» **What to produce**
Provide only the number of lines in the records below that include "text".

» **Given records**
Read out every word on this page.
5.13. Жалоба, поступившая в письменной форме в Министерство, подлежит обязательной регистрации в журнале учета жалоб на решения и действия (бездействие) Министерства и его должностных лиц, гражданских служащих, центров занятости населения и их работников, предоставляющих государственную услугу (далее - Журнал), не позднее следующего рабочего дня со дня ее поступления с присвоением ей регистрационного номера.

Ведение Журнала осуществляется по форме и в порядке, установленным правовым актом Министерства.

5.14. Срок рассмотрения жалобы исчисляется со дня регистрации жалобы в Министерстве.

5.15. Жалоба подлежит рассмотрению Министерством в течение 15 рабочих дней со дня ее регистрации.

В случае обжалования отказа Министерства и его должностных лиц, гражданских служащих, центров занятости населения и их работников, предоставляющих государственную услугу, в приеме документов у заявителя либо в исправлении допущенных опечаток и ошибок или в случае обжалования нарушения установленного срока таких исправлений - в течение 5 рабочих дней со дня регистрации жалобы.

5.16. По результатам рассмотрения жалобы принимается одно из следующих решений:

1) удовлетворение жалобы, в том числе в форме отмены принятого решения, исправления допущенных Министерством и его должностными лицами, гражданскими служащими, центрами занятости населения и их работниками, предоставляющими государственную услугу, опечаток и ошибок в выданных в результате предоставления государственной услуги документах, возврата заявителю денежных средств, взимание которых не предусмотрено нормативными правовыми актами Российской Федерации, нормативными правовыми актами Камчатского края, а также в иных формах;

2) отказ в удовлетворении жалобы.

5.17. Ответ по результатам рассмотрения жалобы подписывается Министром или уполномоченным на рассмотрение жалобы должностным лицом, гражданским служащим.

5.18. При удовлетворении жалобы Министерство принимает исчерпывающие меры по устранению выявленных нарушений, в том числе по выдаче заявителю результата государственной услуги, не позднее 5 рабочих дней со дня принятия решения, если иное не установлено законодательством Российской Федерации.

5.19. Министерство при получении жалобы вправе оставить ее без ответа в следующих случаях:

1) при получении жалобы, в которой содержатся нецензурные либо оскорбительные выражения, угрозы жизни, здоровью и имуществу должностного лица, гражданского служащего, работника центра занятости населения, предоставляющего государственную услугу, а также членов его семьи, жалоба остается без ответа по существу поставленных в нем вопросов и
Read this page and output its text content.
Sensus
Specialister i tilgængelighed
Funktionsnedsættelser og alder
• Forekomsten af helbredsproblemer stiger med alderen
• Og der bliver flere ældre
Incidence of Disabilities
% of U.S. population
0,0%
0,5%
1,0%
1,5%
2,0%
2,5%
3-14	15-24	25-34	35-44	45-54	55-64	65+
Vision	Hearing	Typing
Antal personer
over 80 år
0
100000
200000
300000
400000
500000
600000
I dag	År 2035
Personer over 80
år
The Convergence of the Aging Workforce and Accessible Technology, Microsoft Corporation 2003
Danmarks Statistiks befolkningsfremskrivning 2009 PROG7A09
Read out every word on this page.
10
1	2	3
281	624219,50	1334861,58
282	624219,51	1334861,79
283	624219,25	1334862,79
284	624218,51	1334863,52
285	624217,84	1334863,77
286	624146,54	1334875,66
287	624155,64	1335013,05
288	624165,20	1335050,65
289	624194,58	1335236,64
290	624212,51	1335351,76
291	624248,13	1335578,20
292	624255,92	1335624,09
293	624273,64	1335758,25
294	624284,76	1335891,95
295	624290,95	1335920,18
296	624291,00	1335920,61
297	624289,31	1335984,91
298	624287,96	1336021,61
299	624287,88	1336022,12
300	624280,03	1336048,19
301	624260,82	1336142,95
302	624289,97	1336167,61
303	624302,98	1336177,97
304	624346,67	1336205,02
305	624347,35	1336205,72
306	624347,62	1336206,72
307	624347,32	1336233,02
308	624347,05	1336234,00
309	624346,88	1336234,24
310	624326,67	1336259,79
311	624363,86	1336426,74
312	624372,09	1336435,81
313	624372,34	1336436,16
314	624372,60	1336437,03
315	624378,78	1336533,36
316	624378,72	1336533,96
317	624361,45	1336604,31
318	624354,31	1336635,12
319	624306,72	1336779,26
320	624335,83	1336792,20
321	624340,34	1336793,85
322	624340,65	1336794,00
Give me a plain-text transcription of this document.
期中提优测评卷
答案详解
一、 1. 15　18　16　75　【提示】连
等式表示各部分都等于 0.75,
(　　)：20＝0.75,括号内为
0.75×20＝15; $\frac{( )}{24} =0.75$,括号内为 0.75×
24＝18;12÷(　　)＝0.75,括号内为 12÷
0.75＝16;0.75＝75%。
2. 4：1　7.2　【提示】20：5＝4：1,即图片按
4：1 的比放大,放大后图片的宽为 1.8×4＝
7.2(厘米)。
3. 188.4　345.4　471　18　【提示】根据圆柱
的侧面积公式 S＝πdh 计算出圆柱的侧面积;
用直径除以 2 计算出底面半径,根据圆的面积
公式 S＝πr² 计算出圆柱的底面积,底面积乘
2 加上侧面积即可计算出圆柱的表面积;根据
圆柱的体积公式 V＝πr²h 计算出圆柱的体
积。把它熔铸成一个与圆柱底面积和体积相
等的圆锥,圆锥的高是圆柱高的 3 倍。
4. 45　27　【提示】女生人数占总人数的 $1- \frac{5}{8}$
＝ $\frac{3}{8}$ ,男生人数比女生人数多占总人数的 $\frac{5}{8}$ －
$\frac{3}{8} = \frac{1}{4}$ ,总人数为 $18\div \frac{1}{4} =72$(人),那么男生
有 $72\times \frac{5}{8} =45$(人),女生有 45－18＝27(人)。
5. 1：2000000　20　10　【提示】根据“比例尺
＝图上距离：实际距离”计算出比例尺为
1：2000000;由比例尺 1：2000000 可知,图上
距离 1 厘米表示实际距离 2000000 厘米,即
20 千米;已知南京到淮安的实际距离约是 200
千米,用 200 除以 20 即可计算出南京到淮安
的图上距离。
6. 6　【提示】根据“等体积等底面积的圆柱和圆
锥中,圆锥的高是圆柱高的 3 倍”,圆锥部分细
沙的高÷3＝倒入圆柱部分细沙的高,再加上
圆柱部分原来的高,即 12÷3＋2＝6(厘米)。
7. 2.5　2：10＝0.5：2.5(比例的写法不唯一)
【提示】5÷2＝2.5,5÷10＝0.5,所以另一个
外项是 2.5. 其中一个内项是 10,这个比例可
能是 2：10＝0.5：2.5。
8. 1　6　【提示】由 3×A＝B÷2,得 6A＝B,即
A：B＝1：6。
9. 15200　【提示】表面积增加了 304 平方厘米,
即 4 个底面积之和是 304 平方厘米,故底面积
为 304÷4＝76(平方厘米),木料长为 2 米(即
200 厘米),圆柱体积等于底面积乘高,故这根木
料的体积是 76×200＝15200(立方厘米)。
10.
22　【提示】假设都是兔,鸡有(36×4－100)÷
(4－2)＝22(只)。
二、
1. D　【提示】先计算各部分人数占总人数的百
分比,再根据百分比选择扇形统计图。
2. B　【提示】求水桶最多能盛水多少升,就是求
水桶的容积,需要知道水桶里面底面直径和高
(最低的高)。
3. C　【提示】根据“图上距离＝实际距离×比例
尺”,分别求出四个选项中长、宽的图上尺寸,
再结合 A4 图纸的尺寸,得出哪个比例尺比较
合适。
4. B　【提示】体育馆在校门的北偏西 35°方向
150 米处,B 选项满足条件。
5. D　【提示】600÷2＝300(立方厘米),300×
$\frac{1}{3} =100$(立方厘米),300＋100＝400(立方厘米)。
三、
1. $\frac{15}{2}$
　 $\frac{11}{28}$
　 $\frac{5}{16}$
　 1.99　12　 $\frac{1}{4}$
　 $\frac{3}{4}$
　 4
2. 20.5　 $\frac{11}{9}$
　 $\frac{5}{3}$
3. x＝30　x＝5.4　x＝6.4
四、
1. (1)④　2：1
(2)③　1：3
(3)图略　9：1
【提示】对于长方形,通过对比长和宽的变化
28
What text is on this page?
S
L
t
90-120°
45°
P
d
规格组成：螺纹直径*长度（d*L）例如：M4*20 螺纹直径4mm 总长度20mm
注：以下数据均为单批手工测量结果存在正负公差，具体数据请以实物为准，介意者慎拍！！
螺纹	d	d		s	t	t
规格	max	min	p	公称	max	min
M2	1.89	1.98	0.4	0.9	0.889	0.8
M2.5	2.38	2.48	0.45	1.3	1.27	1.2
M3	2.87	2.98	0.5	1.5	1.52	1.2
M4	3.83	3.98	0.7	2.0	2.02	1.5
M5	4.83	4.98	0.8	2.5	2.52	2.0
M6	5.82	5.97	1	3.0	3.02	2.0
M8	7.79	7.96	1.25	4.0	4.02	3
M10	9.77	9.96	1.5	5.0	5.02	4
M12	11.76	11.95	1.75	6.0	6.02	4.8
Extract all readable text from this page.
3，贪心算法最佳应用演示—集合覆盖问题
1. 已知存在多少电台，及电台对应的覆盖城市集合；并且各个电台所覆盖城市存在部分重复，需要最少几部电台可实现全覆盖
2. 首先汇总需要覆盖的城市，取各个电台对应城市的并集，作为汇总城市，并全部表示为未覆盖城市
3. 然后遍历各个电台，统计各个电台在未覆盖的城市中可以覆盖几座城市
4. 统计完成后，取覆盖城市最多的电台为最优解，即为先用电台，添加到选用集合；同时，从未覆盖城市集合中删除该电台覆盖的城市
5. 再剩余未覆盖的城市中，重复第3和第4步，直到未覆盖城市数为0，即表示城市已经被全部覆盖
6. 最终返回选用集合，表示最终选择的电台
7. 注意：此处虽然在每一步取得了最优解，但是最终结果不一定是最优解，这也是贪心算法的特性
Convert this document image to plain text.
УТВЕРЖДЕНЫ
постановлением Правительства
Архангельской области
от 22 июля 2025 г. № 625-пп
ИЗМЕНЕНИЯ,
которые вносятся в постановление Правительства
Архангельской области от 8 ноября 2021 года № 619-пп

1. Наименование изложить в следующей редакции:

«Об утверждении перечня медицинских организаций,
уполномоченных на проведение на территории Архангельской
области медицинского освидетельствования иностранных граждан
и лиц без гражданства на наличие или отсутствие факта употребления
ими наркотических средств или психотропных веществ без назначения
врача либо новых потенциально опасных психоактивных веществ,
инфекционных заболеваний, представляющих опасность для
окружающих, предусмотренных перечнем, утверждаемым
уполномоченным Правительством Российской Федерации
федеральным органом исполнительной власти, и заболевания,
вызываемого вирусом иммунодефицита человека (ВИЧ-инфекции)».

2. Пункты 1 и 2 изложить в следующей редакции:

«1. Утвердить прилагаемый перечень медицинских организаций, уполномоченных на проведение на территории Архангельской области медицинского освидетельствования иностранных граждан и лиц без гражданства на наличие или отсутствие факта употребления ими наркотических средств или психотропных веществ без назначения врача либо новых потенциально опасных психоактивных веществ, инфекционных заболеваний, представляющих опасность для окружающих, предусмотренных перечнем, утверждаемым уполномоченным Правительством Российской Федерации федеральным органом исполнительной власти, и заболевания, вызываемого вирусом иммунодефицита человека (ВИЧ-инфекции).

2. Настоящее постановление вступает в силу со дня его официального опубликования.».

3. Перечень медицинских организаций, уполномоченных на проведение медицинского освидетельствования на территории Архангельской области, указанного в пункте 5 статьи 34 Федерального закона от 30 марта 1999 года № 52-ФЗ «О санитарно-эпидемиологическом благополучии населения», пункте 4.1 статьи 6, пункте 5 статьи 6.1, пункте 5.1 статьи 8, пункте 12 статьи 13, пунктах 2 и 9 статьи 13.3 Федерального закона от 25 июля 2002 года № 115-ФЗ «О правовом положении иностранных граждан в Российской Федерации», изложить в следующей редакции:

» **Written reply**
5